__Entries shown__
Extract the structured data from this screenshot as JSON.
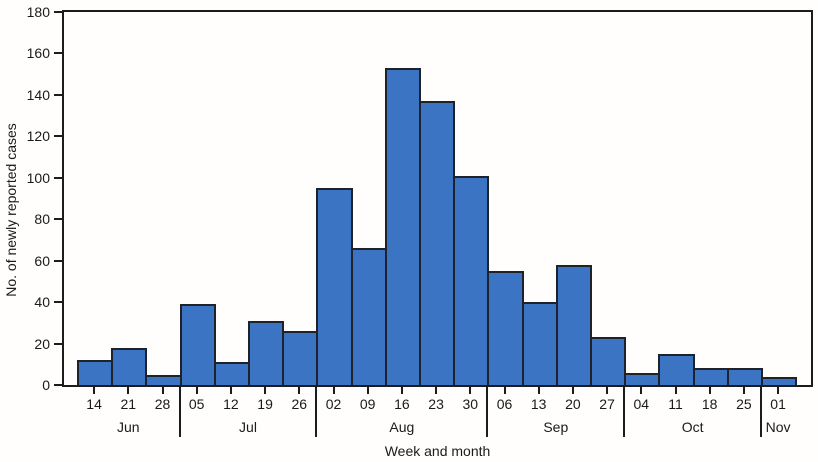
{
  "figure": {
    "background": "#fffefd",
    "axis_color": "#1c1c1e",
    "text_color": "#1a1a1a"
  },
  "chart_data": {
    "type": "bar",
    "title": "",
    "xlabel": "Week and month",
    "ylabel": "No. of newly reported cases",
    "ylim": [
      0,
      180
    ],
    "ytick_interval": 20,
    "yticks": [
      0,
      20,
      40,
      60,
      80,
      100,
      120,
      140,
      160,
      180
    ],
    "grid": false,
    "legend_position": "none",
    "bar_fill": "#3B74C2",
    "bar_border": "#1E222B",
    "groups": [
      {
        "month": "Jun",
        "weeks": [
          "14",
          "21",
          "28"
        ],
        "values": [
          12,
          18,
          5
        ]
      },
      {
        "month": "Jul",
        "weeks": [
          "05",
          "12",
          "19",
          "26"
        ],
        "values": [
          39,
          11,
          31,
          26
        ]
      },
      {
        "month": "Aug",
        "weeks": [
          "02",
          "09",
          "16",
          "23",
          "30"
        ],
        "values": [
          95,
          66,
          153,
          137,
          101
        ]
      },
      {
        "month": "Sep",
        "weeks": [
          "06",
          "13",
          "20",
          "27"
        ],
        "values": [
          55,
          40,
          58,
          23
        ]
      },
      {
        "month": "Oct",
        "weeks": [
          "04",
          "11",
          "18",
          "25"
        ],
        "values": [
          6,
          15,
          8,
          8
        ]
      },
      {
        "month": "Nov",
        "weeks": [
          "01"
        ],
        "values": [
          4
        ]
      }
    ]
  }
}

__What this task involves__
Search the entries for the word "month" and copy every line that has it.

__Task response__
    "xlabel": "Week and month",
        "month": "Jun",
        "month": "Jul",
        "month": "Aug",
        "month": "Sep",
        "month": "Oct",
        "month": "Nov",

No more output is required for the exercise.